Dataset records:
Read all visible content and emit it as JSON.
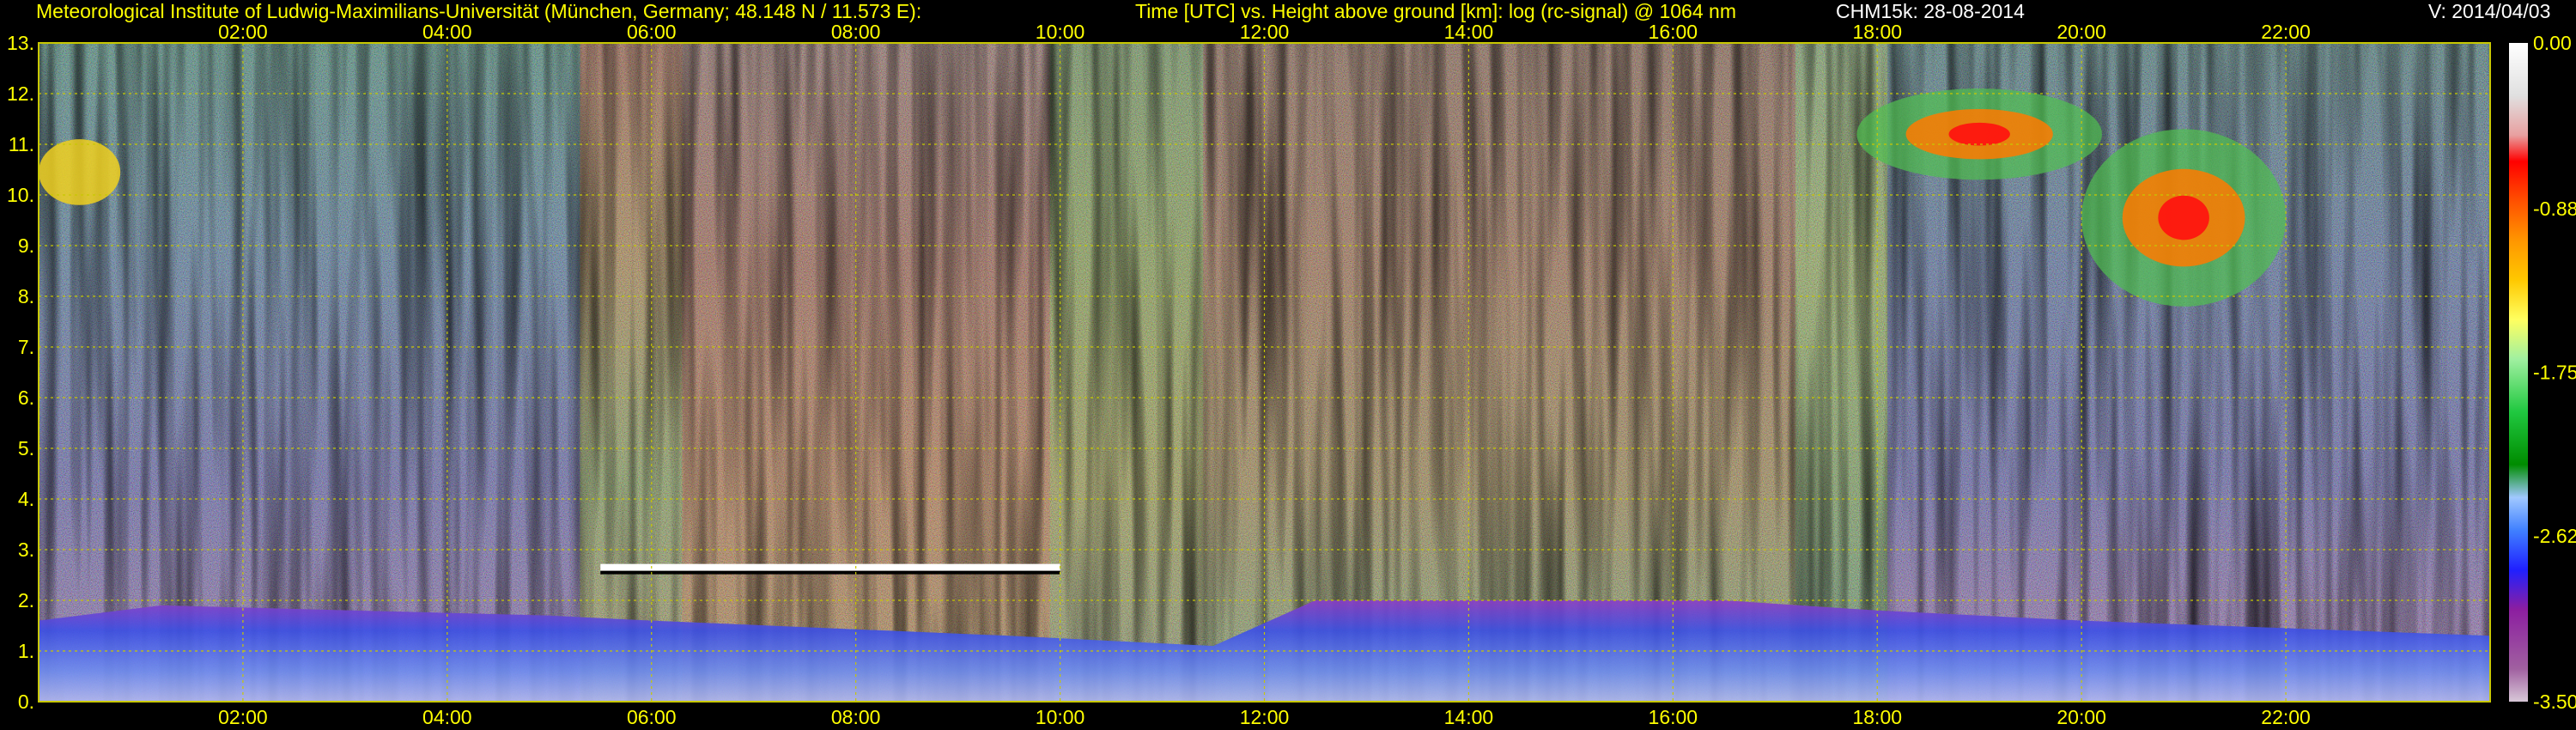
{
  "header": {
    "institute": "Meteorological Institute of Ludwig-Maximilians-Universität (München, Germany; 48.148 N / 11.573 E):",
    "title": "Time [UTC] vs. Height above ground [km]: log (rc-signal) @ 1064 nm",
    "instrument": "CHM15k: 28-08-2014",
    "version": "V: 2014/04/03"
  },
  "colors": {
    "label_yellow": "#ffff00",
    "grid_yellow": "#c8c800",
    "background": "#000000"
  },
  "chart_data": {
    "type": "heatmap",
    "title": "Time [UTC] vs. Height above ground [km]: log (rc-signal) @ 1064 nm",
    "xlabel": "",
    "ylabel": "",
    "x_unit": "hours UTC",
    "xlim": [
      0,
      24
    ],
    "ylim": [
      0,
      13
    ],
    "x_ticks": [
      2,
      4,
      6,
      8,
      10,
      12,
      14,
      16,
      18,
      20,
      22
    ],
    "x_tick_labels": [
      "02:00",
      "04:00",
      "06:00",
      "08:00",
      "10:00",
      "12:00",
      "14:00",
      "16:00",
      "18:00",
      "20:00",
      "22:00"
    ],
    "y_ticks": [
      0,
      1,
      2,
      3,
      4,
      5,
      6,
      7,
      8,
      9,
      10,
      11,
      12,
      13
    ],
    "y_tick_labels": [
      "0.",
      "1.",
      "2.",
      "3.",
      "4.",
      "5.",
      "6.",
      "7.",
      "8.",
      "9.",
      "10.",
      "11.",
      "12.",
      "13."
    ],
    "grid": true,
    "colorbar": {
      "min": -3.5,
      "max": 0.0,
      "ticks": [
        0.0,
        -0.88,
        -1.75,
        -2.62,
        -3.5
      ],
      "tick_labels": [
        "0.00",
        "-0.88",
        "-1.75",
        "-2.62",
        "-3.50"
      ]
    },
    "features": {
      "boundary_layer": [
        {
          "hour": 0.0,
          "km": 1.6
        },
        {
          "hour": 1.2,
          "km": 1.9
        },
        {
          "hour": 5.0,
          "km": 1.7
        },
        {
          "hour": 6.0,
          "km": 1.6
        },
        {
          "hour": 9.5,
          "km": 1.3
        },
        {
          "hour": 11.5,
          "km": 1.1
        },
        {
          "hour": 12.5,
          "km": 2.0
        },
        {
          "hour": 16.5,
          "km": 2.0
        },
        {
          "hour": 18.0,
          "km": 1.8
        },
        {
          "hour": 20.0,
          "km": 1.6
        },
        {
          "hour": 24.0,
          "km": 1.3
        }
      ],
      "cloud_layer_low": {
        "start_hour": 5.5,
        "end_hour": 10.0,
        "km": 2.65
      },
      "cirrus_early": {
        "start_hour": 0.0,
        "end_hour": 0.8,
        "km_bottom": 9.8,
        "km_top": 11.1
      },
      "cirrus_evening": [
        {
          "start_hour": 17.8,
          "end_hour": 20.2,
          "km_bottom": 10.3,
          "km_top": 12.1
        },
        {
          "start_hour": 20.0,
          "end_hour": 22.0,
          "km_bottom": 7.8,
          "km_top": 11.3
        }
      ],
      "solar_noise_hours": [
        5.3,
        18.0
      ]
    }
  }
}
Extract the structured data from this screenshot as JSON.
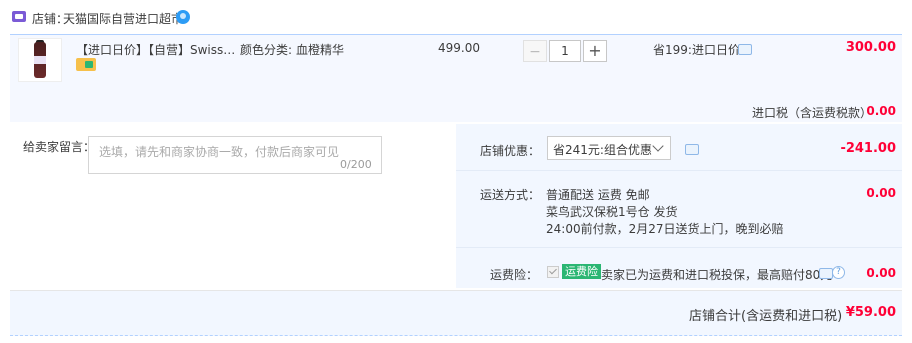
{
  "shop": {
    "label": "店铺：",
    "name": "天猫国际自营进口超市"
  },
  "item": {
    "title": "【进口日价】【自营】Swisse...",
    "sku_label": "颜色分类:",
    "sku_value": "血橙精华",
    "unit_price": "499.00",
    "qty_minus": "−",
    "quantity": "1",
    "qty_plus": "+",
    "promo": "省199:进口日价",
    "total": "300.00",
    "tax_label": "进口税（含运费税款）",
    "tax_value": "0.00"
  },
  "message": {
    "label": "给卖家留言：",
    "placeholder": "选填，请先和商家协商一致，付款后商家可见",
    "counter": "0/200"
  },
  "discount": {
    "label": "店铺优惠：",
    "selected": "省241元:组合优惠",
    "value": "-241.00"
  },
  "shipping": {
    "label": "运送方式：",
    "line1": "普通配送 运费 免邮",
    "line2": "菜鸟武汉保税1号仓  发货",
    "line3": "24:00前付款，2月27日送货上门，晚到必赔",
    "value": "0.00"
  },
  "insurance": {
    "label": "运费险：",
    "tag": "运费险",
    "text": "卖家已为运费和进口税投保，最高赔付80元",
    "help": "?",
    "value": "0.00"
  },
  "footer": {
    "label": "店铺合计(含运费和进口税)",
    "value": "¥59.00"
  },
  "colors": {
    "price_red": "#ff0036",
    "panel_blue": "#f2f7ff",
    "insurance_green": "#2bb673",
    "badge_blue": "#2d9cf5"
  },
  "icons": [
    "shop-icon",
    "verified-badge-icon",
    "product-thumbnail",
    "promo-tag-icon",
    "chat-icon",
    "caret-down-icon",
    "checkbox-icon",
    "help-icon"
  ]
}
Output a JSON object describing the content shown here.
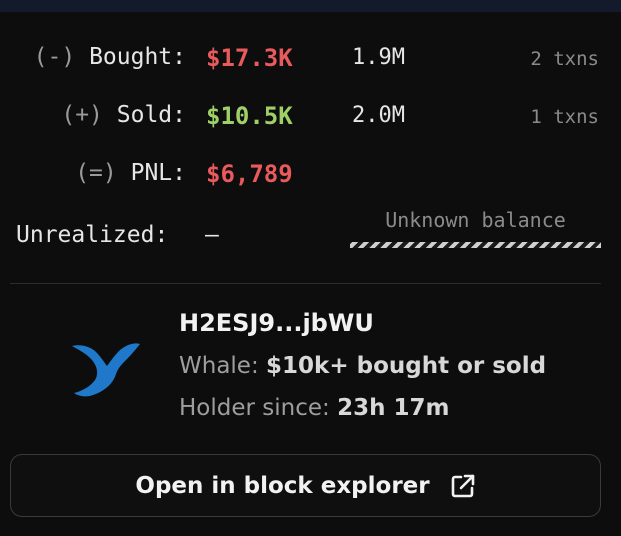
{
  "stats": {
    "bought": {
      "sign": "(-)",
      "label": "Bought:",
      "amount": "$17.3K",
      "tokens": "1.9M",
      "txns": "2 txns"
    },
    "sold": {
      "sign": "(+)",
      "label": "Sold:",
      "amount": "$10.5K",
      "tokens": "2.0M",
      "txns": "1 txns"
    },
    "pnl": {
      "sign": "(=)",
      "label": "PNL:",
      "amount": "$6,789"
    },
    "unrealized": {
      "label": "Unrealized:",
      "value": "—",
      "note": "Unknown balance"
    }
  },
  "holder": {
    "icon": "whale-icon",
    "wallet": "H2ESJ9...jbWU",
    "tier_label": "Whale:",
    "tier_value": "$10k+ bought or sold",
    "since_label": "Holder since:",
    "since_value": "23h 17m"
  },
  "explorer": {
    "label": "Open in block explorer",
    "icon": "external-link-icon"
  },
  "colors": {
    "negative": "#e85a5c",
    "positive": "#9fd068",
    "whale": "#1f78c9",
    "background": "#0d0d0e"
  }
}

[Exercise aim]: In the data above, how many lines contain the string "explorer"? Answer with the number only.

[Output]: 2